***** EXTRACTED INFORMATION

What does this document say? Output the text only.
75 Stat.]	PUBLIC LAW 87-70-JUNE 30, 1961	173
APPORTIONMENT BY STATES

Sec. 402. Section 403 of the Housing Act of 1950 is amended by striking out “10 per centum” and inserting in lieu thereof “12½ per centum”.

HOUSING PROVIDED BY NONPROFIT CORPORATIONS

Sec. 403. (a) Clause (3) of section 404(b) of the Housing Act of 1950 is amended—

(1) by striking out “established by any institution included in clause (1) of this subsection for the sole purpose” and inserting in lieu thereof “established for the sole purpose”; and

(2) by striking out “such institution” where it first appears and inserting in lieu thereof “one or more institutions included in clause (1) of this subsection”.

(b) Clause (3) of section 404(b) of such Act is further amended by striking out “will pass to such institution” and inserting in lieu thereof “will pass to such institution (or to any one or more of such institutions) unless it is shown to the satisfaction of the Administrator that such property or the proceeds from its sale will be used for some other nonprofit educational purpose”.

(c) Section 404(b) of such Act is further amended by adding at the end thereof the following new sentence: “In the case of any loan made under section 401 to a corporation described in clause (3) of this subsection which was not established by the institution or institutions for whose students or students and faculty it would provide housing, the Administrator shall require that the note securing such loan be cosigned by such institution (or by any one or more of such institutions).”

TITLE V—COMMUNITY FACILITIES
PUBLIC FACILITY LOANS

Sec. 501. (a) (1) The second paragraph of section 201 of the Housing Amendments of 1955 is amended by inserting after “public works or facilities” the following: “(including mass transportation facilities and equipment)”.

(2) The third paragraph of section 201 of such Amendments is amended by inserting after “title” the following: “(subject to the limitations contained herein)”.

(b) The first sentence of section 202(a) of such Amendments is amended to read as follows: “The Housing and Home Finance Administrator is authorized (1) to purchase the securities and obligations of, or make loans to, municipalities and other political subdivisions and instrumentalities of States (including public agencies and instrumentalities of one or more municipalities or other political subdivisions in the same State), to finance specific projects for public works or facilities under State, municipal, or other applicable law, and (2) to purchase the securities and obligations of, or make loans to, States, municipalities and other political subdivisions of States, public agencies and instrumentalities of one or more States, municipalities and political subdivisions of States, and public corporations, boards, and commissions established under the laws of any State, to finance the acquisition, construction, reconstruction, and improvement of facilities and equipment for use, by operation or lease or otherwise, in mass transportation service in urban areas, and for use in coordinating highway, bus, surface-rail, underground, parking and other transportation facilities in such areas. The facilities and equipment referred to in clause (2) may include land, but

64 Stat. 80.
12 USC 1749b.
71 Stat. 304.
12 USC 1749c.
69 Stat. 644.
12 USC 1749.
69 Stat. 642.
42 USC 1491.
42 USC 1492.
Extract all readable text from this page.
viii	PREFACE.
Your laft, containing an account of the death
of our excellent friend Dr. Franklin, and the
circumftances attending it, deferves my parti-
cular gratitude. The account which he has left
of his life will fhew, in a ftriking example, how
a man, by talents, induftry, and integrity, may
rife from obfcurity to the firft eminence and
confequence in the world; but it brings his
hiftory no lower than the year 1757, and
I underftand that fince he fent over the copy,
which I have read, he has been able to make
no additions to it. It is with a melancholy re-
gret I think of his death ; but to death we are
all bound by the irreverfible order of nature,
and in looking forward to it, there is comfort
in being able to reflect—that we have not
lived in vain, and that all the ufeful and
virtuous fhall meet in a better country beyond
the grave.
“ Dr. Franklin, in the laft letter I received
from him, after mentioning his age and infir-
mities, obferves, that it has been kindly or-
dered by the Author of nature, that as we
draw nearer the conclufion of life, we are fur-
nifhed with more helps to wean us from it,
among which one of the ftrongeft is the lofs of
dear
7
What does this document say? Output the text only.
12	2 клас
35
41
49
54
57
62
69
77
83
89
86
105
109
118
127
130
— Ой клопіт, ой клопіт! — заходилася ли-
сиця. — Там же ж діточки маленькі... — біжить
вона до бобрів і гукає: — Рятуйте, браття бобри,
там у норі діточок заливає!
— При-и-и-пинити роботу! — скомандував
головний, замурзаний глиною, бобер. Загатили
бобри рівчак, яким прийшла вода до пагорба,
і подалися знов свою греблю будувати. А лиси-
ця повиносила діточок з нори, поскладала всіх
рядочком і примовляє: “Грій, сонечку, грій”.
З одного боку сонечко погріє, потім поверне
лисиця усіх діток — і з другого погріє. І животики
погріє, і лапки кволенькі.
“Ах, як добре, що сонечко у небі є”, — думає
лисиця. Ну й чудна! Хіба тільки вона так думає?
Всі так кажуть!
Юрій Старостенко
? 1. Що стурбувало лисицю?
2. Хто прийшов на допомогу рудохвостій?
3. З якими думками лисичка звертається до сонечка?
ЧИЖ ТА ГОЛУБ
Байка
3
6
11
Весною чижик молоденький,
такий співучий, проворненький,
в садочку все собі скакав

**********

### [WHAT IS BEING ASKED]
Which lines of the material contain the string "думає"? List each of them.

### [THE COMPLETED TASK]
“Ах, як добре, що сонечко у небі є”, — думає
лисиця. Ну й чудна! Хіба тільки вона так думає?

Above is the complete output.